Given request —
Copy each line of the material below that includes the string "Oktober".

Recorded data
####

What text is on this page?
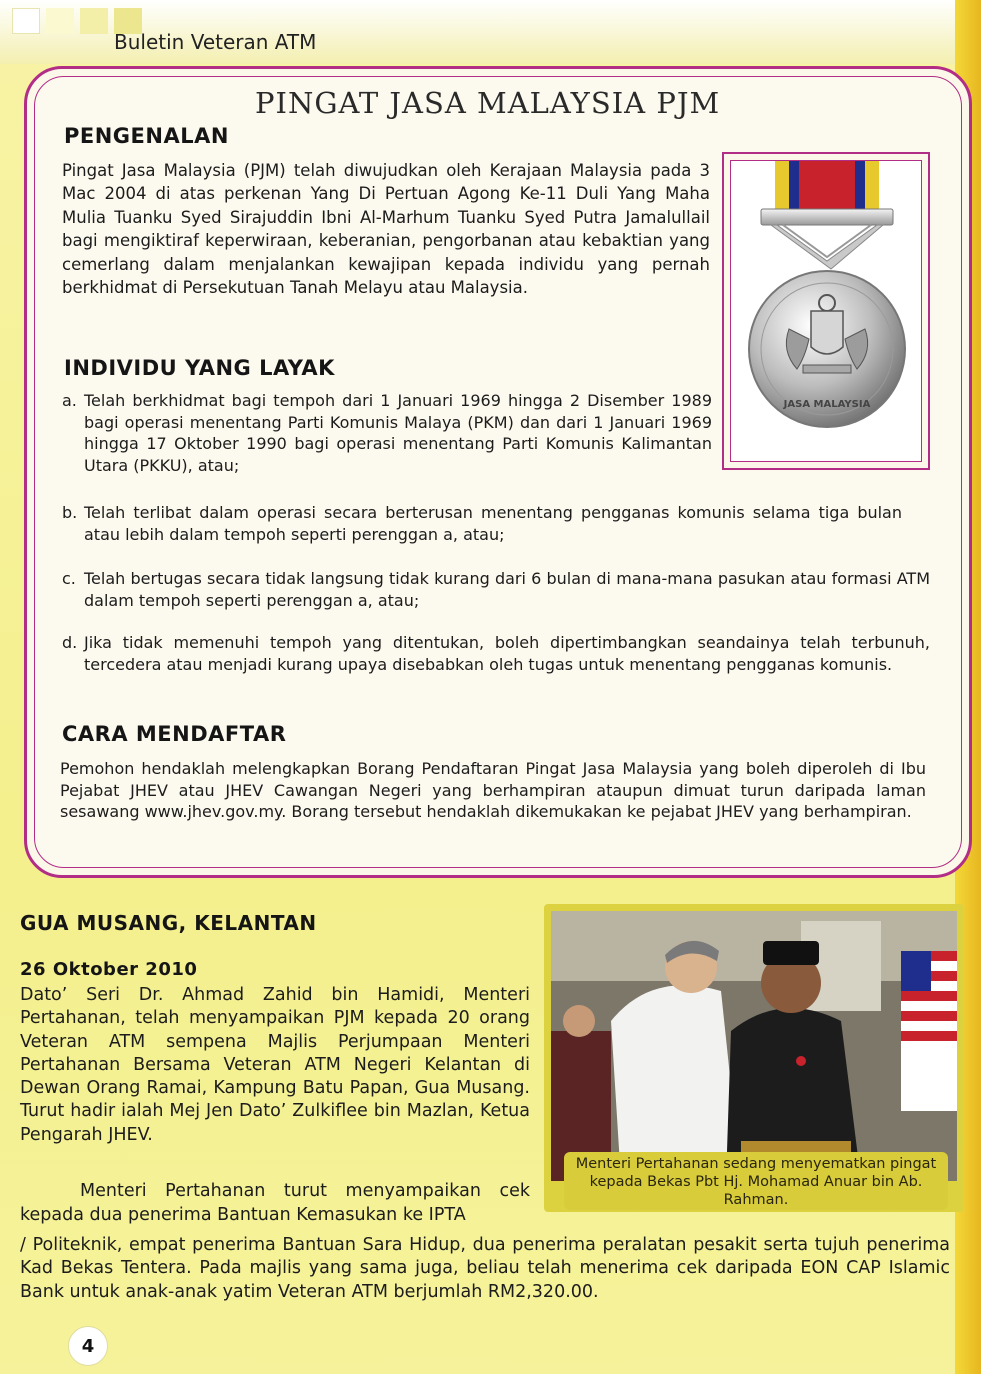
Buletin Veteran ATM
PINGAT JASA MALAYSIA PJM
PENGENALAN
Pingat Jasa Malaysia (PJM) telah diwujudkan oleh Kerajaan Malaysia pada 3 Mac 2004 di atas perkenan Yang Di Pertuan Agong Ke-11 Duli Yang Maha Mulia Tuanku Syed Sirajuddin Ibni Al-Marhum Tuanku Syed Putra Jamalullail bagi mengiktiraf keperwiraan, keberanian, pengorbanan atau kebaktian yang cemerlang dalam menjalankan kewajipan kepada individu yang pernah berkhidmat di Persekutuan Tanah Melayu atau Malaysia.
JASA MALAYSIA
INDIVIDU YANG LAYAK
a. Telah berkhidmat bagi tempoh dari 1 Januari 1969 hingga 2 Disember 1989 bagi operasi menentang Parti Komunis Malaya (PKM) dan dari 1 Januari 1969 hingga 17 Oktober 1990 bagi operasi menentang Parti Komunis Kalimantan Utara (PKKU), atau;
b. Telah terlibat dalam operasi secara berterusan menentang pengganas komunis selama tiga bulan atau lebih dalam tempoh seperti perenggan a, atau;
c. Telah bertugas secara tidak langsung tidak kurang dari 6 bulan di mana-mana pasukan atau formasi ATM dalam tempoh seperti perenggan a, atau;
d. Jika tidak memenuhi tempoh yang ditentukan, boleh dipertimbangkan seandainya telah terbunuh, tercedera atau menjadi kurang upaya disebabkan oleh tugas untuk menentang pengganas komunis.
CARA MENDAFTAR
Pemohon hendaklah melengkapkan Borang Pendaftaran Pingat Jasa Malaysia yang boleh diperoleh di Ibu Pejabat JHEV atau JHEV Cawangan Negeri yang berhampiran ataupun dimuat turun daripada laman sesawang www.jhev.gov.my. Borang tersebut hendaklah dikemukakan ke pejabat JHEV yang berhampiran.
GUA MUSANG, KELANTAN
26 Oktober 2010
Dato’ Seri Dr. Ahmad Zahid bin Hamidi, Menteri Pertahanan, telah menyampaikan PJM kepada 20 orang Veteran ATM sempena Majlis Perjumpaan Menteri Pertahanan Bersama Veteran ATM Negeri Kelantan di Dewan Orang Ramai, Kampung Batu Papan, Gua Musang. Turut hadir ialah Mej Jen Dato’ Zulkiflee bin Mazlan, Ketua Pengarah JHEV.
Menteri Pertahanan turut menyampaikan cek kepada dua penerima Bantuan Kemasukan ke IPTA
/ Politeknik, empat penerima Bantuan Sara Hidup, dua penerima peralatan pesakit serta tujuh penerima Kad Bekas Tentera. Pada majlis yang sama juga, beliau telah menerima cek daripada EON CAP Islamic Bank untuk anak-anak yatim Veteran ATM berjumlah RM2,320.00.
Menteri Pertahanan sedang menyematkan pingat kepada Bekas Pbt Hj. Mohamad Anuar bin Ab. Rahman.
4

####

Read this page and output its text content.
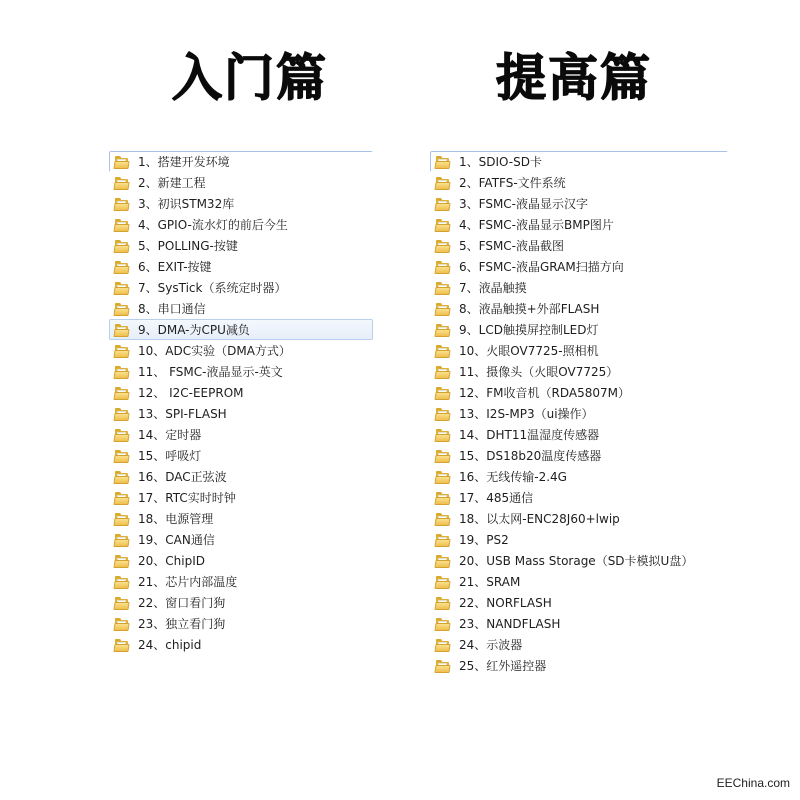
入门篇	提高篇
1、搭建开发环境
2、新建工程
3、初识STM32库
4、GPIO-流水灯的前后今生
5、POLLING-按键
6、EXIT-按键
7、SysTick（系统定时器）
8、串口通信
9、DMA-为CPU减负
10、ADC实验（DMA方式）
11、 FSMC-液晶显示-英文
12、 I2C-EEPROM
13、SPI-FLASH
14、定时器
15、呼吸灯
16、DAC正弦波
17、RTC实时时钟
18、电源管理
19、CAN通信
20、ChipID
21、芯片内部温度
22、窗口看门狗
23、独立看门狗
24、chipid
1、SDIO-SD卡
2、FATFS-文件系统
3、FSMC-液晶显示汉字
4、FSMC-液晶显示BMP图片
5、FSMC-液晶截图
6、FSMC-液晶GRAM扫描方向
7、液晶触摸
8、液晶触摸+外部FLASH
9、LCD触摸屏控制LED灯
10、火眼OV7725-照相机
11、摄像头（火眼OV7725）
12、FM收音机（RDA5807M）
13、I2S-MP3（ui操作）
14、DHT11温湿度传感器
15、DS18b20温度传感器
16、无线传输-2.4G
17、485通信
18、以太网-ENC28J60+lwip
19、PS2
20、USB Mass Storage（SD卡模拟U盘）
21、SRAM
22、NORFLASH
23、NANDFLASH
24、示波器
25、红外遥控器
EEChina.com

####

Result of this task —
a. Telah berkhidmat bagi tempoh dari 1 Januari 1969 hingga 2 Disember 1989 bagi operasi menentang Parti Komunis Malaya (PKM) dan dari 1 Januari 1969 hingga 17 Oktober 1990 bagi operasi menentang Parti Komunis Kalimantan Utara (PKKU), atau;
26 Oktober 2010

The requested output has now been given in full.